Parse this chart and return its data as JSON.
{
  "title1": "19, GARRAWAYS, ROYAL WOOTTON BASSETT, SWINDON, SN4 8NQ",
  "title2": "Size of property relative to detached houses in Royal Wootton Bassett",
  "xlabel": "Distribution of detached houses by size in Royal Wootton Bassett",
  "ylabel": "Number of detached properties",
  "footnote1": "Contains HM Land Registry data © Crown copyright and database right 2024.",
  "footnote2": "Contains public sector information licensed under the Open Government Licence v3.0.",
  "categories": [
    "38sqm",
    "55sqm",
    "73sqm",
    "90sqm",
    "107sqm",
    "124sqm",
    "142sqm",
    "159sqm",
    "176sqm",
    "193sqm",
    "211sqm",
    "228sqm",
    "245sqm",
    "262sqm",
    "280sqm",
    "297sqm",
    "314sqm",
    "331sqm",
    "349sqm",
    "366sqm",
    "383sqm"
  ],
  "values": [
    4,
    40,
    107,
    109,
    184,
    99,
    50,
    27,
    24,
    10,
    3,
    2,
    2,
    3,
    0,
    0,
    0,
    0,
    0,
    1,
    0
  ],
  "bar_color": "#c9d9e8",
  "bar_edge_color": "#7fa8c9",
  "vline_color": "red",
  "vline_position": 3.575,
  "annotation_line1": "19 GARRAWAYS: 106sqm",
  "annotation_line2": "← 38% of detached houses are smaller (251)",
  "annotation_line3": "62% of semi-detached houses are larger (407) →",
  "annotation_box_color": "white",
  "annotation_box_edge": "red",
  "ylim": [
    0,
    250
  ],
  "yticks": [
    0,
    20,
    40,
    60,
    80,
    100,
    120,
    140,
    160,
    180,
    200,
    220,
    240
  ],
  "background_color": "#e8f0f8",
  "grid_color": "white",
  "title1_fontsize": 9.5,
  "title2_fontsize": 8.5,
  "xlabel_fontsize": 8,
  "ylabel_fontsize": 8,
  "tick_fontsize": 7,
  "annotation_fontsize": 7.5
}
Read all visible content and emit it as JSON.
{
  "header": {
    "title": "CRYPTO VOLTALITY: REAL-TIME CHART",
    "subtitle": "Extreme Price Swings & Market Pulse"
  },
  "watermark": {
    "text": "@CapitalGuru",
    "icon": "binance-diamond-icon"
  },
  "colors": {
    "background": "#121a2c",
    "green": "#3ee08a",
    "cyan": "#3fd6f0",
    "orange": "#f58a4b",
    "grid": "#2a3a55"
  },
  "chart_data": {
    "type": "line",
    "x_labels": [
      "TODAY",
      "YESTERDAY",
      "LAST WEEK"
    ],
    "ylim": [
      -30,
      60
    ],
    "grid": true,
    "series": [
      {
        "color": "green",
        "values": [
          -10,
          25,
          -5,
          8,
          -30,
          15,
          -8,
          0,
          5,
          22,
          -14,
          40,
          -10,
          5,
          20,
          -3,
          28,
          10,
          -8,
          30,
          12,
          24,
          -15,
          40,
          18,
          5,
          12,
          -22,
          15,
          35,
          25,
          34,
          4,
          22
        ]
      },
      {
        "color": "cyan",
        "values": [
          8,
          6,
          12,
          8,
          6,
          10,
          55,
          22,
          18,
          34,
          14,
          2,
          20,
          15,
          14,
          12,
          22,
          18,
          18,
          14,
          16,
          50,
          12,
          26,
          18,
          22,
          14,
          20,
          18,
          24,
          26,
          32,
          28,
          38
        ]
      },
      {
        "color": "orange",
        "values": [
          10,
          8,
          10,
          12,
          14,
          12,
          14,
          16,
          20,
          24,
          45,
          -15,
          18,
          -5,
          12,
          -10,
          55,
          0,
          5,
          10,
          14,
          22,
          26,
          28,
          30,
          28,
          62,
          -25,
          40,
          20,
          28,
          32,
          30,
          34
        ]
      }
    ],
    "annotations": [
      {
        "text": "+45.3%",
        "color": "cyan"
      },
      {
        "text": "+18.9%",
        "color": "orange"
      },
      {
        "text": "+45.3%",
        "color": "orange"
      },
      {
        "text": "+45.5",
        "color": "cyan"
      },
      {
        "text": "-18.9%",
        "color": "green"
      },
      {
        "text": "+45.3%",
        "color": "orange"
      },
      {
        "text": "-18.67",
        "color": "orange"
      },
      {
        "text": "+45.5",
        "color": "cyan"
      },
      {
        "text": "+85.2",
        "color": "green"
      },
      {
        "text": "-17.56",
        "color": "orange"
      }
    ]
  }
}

-=-=-=-=-

__Stated goal__.
Repeat the data precisely, reproducing every entry.

__Answer to the exercise__.
Parse this chart and return its data as JSON.
{
  "title1": "19, GARRAWAYS, ROYAL WOOTTON BASSETT, SWINDON, SN4 8NQ",
  "title2": "Size of property relative to detached houses in Royal Wootton Bassett",
  "xlabel": "Distribution of detached houses by size in Royal Wootton Bassett",
  "ylabel": "Number of detached properties",
  "footnote1": "Contains HM Land Registry data © Crown copyright and database right 2024.",
  "footnote2": "Contains public sector information licensed under the Open Government Licence v3.0.",
  "categories": [
    "38sqm",
    "55sqm",
    "73sqm",
    "90sqm",
    "107sqm",
    "124sqm",
    "142sqm",
    "159sqm",
    "176sqm",
    "193sqm",
    "211sqm",
    "228sqm",
    "245sqm",
    "262sqm",
    "280sqm",
    "297sqm",
    "314sqm",
    "331sqm",
    "349sqm",
    "366sqm",
    "383sqm"
  ],
  "values": [
    4,
    40,
    107,
    109,
    184,
    99,
    50,
    27,
    24,
    10,
    3,
    2,
    2,
    3,
    0,
    0,
    0,
    0,
    0,
    1,
    0
  ],
  "bar_color": "#c9d9e8",
  "bar_edge_color": "#7fa8c9",
  "vline_color": "red",
  "vline_position": 3.575,
  "annotation_line1": "19 GARRAWAYS: 106sqm",
  "annotation_line2": "← 38% of detached houses are smaller (251)",
  "annotation_line3": "62% of semi-detached houses are larger (407) →",
  "annotation_box_color": "white",
  "annotation_box_edge": "red",
  "ylim": [
    0,
    250
  ],
  "yticks": [
    0,
    20,
    40,
    60,
    80,
    100,
    120,
    140,
    160,
    180,
    200,
    220,
    240
  ],
  "background_color": "#e8f0f8",
  "grid_color": "white",
  "title1_fontsize": 9.5,
  "title2_fontsize": 8.5,
  "xlabel_fontsize": 8,
  "ylabel_fontsize": 8,
  "tick_fontsize": 7,
  "annotation_fontsize": 7.5
}
Read all visible content and emit it as JSON.
{
  "header": {
    "title": "CRYPTO VOLTALITY: REAL-TIME CHART",
    "subtitle": "Extreme Price Swings & Market Pulse"
  },
  "watermark": {
    "text": "@CapitalGuru",
    "icon": "binance-diamond-icon"
  },
  "colors": {
    "background": "#121a2c",
    "green": "#3ee08a",
    "cyan": "#3fd6f0",
    "orange": "#f58a4b",
    "grid": "#2a3a55"
  },
  "chart_data": {
    "type": "line",
    "x_labels": [
      "TODAY",
      "YESTERDAY",
      "LAST WEEK"
    ],
    "ylim": [
      -30,
      60
    ],
    "grid": true,
    "series": [
      {
        "color": "green",
        "values": [
          -10,
          25,
          -5,
          8,
          -30,
          15,
          -8,
          0,
          5,
          22,
          -14,
          40,
          -10,
          5,
          20,
          -3,
          28,
          10,
          -8,
          30,
          12,
          24,
          -15,
          40,
          18,
          5,
          12,
          -22,
          15,
          35,
          25,
          34,
          4,
          22
        ]
      },
      {
        "color": "cyan",
        "values": [
          8,
          6,
          12,
          8,
          6,
          10,
          55,
          22,
          18,
          34,
          14,
          2,
          20,
          15,
          14,
          12,
          22,
          18,
          18,
          14,
          16,
          50,
          12,
          26,
          18,
          22,
          14,
          20,
          18,
          24,
          26,
          32,
          28,
          38
        ]
      },
      {
        "color": "orange",
        "values": [
          10,
          8,
          10,
          12,
          14,
          12,
          14,
          16,
          20,
          24,
          45,
          -15,
          18,
          -5,
          12,
          -10,
          55,
          0,
          5,
          10,
          14,
          22,
          26,
          28,
          30,
          28,
          62,
          -25,
          40,
          20,
          28,
          32,
          30,
          34
        ]
      }
    ],
    "annotations": [
      {
        "text": "+45.3%",
        "color": "cyan"
      },
      {
        "text": "+18.9%",
        "color": "orange"
      },
      {
        "text": "+45.3%",
        "color": "orange"
      },
      {
        "text": "+45.5",
        "color": "cyan"
      },
      {
        "text": "-18.9%",
        "color": "green"
      },
      {
        "text": "+45.3%",
        "color": "orange"
      },
      {
        "text": "-18.67",
        "color": "orange"
      },
      {
        "text": "+45.5",
        "color": "cyan"
      },
      {
        "text": "+85.2",
        "color": "green"
      },
      {
        "text": "-17.56",
        "color": "orange"
      }
    ]
  }
}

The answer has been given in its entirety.